Select the lines that contain "SDTVAR" and copy each of them.

begin Information supplied

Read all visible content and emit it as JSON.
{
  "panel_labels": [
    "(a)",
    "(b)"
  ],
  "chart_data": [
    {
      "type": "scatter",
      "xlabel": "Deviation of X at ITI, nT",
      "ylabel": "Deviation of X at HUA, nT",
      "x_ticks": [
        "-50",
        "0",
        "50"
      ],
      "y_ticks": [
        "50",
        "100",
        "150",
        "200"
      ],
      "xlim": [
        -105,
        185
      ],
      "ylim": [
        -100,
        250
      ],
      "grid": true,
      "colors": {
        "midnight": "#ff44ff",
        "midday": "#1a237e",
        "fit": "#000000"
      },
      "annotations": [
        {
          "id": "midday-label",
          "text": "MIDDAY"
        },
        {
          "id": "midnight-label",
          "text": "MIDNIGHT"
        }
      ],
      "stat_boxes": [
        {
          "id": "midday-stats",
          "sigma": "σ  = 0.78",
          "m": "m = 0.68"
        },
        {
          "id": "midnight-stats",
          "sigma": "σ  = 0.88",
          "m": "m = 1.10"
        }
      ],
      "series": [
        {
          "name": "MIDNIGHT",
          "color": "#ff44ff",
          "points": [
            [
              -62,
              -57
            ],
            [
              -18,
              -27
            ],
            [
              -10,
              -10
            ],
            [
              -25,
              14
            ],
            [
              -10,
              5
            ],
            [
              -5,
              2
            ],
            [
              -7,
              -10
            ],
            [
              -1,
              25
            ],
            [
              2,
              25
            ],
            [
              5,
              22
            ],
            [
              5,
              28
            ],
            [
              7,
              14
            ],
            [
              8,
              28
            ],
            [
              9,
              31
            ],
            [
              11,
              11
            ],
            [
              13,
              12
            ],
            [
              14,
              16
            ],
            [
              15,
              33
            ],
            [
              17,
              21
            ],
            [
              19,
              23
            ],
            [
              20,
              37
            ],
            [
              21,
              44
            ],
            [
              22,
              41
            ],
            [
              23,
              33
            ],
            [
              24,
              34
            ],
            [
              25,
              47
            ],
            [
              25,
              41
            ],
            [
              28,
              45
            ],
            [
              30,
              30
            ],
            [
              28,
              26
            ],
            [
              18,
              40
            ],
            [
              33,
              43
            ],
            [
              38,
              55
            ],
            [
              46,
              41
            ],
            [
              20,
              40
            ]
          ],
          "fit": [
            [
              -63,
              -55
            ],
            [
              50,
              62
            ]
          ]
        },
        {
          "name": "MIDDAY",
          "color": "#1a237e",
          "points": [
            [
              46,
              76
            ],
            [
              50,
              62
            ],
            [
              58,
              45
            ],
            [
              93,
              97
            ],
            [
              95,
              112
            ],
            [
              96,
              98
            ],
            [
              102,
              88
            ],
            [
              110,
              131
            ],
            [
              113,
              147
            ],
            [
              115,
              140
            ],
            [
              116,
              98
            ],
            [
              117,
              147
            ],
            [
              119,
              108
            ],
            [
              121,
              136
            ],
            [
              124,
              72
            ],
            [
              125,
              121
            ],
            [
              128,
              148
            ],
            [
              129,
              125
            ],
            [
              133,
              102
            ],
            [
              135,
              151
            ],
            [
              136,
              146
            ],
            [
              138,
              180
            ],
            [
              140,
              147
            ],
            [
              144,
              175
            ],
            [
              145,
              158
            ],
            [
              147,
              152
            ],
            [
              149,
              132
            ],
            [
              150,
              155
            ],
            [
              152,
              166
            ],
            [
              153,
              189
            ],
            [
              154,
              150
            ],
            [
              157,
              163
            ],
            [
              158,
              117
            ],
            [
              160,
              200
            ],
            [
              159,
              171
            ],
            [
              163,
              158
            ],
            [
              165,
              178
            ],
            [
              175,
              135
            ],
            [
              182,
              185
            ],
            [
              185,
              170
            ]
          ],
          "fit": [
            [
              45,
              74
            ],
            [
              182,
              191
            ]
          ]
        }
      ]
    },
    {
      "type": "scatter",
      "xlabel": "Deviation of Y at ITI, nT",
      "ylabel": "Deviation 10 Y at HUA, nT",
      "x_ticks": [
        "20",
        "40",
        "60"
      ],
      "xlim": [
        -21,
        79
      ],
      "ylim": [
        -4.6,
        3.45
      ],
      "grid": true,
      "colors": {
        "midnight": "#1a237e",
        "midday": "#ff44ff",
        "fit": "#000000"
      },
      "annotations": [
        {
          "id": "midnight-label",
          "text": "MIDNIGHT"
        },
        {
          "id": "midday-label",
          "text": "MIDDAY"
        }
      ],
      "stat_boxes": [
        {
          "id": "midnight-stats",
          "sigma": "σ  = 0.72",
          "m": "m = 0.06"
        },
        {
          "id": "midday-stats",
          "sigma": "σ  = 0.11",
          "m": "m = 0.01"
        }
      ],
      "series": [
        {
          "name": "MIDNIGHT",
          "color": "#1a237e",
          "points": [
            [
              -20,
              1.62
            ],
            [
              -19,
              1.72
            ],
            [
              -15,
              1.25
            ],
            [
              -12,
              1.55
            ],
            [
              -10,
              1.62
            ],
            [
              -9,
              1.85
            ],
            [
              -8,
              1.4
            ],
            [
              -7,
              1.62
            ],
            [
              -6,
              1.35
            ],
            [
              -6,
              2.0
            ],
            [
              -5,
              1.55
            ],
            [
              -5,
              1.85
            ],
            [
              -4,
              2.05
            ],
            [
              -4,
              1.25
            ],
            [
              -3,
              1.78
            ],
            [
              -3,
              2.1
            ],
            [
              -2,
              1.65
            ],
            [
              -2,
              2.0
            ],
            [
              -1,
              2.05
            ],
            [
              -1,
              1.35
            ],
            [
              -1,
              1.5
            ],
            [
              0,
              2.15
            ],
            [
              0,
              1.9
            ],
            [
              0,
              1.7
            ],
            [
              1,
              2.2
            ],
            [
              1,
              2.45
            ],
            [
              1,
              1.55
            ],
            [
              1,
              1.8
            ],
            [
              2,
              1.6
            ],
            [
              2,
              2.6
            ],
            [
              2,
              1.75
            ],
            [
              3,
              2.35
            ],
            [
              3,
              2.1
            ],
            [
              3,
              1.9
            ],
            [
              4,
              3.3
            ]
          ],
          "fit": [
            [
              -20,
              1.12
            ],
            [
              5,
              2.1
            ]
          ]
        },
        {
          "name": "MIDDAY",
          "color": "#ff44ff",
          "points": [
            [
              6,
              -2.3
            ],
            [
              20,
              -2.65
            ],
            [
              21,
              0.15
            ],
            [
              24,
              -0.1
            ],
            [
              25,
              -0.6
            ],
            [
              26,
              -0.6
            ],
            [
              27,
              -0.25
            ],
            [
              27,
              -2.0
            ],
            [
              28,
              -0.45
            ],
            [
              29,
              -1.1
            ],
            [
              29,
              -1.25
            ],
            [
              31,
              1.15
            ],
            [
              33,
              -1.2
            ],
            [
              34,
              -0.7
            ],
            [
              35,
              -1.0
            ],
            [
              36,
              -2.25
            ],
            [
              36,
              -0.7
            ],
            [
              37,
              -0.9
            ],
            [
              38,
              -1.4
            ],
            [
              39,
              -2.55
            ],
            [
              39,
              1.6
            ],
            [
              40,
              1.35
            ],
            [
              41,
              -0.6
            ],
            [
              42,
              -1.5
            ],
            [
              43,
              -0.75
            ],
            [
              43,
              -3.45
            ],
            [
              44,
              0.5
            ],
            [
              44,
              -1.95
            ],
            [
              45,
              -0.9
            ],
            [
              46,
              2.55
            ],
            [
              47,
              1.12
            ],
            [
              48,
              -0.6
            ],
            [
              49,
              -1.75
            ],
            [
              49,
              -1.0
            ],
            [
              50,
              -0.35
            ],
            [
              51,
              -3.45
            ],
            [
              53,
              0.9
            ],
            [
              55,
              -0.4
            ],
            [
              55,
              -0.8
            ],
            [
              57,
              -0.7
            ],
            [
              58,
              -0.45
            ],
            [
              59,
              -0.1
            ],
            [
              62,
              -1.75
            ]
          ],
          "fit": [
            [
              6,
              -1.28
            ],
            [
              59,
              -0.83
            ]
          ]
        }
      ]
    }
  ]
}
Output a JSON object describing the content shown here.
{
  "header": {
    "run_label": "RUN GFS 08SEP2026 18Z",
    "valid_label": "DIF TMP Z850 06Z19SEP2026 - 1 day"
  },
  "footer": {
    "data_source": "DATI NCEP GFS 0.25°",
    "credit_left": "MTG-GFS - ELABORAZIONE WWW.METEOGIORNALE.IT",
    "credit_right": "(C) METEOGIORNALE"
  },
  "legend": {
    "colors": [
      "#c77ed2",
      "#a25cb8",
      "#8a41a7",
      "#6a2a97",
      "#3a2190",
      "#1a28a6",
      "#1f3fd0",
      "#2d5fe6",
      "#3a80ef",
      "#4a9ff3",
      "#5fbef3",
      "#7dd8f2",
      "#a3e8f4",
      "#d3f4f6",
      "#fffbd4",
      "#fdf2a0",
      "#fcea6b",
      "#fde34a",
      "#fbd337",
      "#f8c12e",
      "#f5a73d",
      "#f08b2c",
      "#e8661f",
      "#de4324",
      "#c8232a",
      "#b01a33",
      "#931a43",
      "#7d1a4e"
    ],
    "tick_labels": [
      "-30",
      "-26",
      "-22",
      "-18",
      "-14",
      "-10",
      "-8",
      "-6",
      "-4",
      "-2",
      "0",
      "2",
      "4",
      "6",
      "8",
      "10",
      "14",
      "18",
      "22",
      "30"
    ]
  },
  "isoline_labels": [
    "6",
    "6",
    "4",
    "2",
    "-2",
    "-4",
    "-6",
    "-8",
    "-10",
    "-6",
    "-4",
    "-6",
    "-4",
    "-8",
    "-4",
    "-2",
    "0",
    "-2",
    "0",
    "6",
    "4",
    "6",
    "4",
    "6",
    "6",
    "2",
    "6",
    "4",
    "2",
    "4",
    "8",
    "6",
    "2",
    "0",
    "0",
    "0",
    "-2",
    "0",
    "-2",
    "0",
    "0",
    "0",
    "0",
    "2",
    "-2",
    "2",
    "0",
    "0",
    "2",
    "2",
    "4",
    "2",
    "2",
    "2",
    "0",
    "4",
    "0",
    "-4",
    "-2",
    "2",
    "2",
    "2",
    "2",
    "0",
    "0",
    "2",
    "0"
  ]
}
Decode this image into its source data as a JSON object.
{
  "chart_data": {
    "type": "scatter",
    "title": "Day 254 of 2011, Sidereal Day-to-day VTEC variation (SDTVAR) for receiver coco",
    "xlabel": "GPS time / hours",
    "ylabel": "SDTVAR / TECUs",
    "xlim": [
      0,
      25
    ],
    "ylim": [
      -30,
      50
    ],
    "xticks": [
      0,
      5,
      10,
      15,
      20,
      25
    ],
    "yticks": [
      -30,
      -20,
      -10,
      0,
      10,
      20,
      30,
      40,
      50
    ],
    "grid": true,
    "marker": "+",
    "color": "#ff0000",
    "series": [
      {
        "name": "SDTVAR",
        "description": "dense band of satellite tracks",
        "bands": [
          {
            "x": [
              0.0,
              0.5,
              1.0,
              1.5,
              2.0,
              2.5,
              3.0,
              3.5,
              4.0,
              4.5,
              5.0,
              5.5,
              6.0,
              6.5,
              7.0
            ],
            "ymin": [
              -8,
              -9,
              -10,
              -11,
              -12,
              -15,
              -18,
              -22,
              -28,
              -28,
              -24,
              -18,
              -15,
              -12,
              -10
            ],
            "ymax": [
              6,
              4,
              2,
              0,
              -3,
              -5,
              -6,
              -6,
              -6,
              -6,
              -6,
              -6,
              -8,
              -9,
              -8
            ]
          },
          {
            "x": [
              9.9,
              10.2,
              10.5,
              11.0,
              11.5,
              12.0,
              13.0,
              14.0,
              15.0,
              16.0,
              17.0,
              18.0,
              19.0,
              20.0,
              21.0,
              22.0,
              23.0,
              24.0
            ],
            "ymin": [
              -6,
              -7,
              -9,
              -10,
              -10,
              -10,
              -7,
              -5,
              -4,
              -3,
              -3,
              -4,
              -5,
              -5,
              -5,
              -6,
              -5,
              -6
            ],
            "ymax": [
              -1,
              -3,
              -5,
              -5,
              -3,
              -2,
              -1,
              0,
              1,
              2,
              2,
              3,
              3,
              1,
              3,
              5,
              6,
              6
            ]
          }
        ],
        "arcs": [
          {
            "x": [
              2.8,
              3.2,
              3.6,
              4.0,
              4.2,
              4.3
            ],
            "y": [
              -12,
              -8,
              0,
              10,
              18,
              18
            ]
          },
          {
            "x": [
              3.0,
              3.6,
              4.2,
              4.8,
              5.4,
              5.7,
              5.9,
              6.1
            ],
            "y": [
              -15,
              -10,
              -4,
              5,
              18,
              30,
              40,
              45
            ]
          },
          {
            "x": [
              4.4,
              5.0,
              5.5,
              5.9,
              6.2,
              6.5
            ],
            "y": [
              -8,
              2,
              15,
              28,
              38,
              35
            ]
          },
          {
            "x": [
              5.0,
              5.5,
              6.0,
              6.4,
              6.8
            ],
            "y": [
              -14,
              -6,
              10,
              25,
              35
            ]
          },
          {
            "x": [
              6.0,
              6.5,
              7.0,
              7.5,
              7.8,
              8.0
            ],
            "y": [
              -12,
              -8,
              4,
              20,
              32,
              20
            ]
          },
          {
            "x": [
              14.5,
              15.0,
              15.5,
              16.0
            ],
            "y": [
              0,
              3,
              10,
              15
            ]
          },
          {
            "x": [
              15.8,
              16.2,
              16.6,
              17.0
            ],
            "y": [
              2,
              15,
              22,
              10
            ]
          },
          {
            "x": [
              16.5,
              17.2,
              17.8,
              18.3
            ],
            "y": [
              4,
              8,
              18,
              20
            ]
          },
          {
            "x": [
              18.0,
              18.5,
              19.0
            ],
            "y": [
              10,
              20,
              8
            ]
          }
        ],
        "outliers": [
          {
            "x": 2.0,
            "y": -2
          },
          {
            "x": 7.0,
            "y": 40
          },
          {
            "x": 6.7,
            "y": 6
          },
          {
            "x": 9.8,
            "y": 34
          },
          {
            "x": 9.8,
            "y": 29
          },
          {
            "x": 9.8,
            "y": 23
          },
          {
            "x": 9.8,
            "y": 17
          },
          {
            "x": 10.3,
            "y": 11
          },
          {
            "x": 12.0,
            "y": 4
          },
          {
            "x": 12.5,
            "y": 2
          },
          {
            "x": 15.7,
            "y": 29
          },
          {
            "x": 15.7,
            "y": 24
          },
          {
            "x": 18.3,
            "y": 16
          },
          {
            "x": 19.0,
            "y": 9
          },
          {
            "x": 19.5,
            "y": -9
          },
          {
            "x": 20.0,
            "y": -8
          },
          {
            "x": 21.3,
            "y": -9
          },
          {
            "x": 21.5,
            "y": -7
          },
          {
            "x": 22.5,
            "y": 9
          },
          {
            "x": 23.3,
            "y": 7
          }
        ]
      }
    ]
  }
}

end Information supplied

The reply:
    "title": "Day 254 of 2011, Sidereal Day-to-day VTEC variation (SDTVAR) for receiver coco",
    "ylabel": "SDTVAR / TECUs",
        "name": "SDTVAR",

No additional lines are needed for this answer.